■ PROBLEMS AND TASKS ■
A. Name the sections into which, per the HDBSCAN walkthrough, McInnes divides his description of HDBSCAN.
B. Decide whether each statement agrees with the HDBSCAN walkthrough, answering yes or no and quoting the words that settle it: (i) The node similarity results are stored as relationships carrying a score between 0 and 1. (ii) The topK parameter is set to 100. (iii) The graph holds one combined :INTERACTS relationship covering all the books.
C. Write out a passage of the HDBSCAN walkthrough word for word, beginning at the words "MATCH (:Person)-[rel:SIMILAR_TO]->(:Person)" and stopping after "that were created.".

By building HDBSCAN in Neo4j, we’ll also get practice with useful Neo4j Graph Data Science algorithms and APOC procedures. Let’s dive in!

McInnes breaks his description of HDBSCAN into 5 sections:

  1. Transform the space
  2. Build the minimum spanning tree
  3. Build the cluster hierarchy
  4. Condense the cluster tree
  5. Extract the clusters

It’s a somewhat lengthy process, but each section is straightforward. We’ll follow his outline as we retrace his steps in Neo4j.

Setup your environment

To walk through this exercise, I recommend using a free Neo4j Sandbox that comes preloaded with a Game of Thrones dataset. Sign in at Neo4j Sandbox, select the Graph Data Science project, and launch it.

Launch a Neo4j sandbox project

When your sandbox is ready, choose “Open with Browser.”

Transform the space

HDBSCAN needs us to know how far apart the elements in our dataset are from each other in some type of metric space. The HDBSCAN Python package can use many distance metrics out of the box.

For our Game of Thrones dataset, we’ll create a custom distance metric using the node similarity algorithm in the Graph Data Science library. The node similarity algorithm often works best on a bipartite graph, but I think it still makes sense in this application.

We’ll say that two characters are similar if the sets of characters that they interact with overlap significantly. This should help our similarity score reflect the characters’ social standing. For example, a leader and a subordinate might have frequent interactions with each other, but few commonalities in their wider social circles.

Before we run the node similarity algorithm, let’s create an in-memory graph projection containing the Person nodes and the :INTERACTS relationships. The weight property on the :INTERACTS relationships represents the number of interactions for the characters. The graph contains separate :INTERACTS relationships for each Game of Thrones book. We’ll sum the weights across all books in our in-memory graph.

CALL gds.graph.create(
'gotGraph',
'Person',
{INTERACTS:
{
type: 'INTERACTS',
orientation: 'UNDIRECTED',
aggregation:'SUM',
properties:{
weight:{property:'weight'}
}
}
}) YIELD graphName, nodeCount, relationshipCount

Now we call the node similarity algorithm and write the results back to our main graph as a :SIMILAR_TO relationship with a similarity score in the range 0 to 1. Because we want a densely connected graph, we set the topK parameter to write up to 50:SIMILAR_TO relationships for each node.

CALL gds.nodeSimilarity.write('gotGraph', 
{
writeRelationshipType: 'SIMILAR_TO',
writeProperty: 'similarity',
topK:50
})
YIELD nodesCompared, relationshipsWritten

HDBSCAN expects a measure of distance, where higher numbers correspond to items that are more distantly related. Our similarity score is the opposite, where higher numbers correspond to items that are more closely related. We can transform similarity to distance by subtracting from 1.

MATCH (:Person)-[rel:SIMILAR_TO]->(:Person)
SET rel.distance = 1 - rel.similarity

Let’s check out the distribution of distance scores that were created.

MATCH (p1:Person)-[s:SIMILAR_TO]-(p2:Person)

■ DATA ENTRIES ■
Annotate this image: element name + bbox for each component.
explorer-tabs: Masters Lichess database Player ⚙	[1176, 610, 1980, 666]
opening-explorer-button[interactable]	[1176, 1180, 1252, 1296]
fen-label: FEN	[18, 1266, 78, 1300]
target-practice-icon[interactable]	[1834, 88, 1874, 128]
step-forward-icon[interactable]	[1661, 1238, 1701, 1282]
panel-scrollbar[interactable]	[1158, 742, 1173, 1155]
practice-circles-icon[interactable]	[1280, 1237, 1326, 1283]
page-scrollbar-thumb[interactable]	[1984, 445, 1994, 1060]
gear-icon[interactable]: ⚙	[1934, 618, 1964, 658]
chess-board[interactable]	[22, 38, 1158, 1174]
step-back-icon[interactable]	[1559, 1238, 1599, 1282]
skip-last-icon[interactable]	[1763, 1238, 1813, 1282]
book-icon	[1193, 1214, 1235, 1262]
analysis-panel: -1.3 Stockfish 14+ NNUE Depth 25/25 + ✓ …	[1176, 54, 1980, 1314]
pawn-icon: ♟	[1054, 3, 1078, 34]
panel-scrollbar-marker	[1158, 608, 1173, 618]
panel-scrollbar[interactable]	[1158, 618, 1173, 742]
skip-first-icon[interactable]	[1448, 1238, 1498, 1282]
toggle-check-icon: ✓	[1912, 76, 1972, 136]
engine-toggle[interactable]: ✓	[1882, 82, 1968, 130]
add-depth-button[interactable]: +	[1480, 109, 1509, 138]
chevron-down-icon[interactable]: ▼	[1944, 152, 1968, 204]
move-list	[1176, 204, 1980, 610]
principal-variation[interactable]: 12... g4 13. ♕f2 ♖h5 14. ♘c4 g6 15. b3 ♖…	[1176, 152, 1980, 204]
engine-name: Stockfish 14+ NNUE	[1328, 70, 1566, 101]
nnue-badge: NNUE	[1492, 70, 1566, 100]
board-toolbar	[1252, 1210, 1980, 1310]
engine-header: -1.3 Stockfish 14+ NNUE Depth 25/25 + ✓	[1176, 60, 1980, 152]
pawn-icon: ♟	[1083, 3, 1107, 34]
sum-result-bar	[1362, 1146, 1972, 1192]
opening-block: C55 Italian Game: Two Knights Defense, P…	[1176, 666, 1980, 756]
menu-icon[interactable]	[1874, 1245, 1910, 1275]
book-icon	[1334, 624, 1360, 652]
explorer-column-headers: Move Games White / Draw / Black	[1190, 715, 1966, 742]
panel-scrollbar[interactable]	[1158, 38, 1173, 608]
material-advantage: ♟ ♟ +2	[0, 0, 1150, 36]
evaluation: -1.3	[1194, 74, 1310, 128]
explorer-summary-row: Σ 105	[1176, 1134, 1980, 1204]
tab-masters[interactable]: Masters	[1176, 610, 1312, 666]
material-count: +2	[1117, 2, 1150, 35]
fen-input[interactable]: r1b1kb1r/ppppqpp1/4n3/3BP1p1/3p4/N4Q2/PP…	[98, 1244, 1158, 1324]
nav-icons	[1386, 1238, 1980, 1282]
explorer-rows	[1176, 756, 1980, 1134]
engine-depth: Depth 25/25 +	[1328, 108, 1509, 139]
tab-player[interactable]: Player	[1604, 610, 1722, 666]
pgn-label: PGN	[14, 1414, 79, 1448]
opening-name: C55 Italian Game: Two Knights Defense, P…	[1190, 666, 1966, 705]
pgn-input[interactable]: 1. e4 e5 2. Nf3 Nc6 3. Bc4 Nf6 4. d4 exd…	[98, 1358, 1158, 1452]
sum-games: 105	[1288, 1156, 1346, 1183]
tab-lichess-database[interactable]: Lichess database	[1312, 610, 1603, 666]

■ RESPONSES PER TASK ■
A.
1. Transform the space
2. Build the minimum spanning tree
3. Build the cluster hierarchy
4. Condense the cluster tree
5. Extract the clusters

B.
(i) Yes: "write the results back to our main graph as a :SIMILAR_TO relationship with a similarity score in the range 0 to 1"
(ii) No: "topK:50"
(iii) No: "The graph contains separate :INTERACTS relationships for each Game of Thrones book."

C.
MATCH (:Person)-[rel:SIMILAR_TO]->(:Person)
SET rel.distance = 1 - rel.similarity

Let’s check out the distribution of distance scores that were created.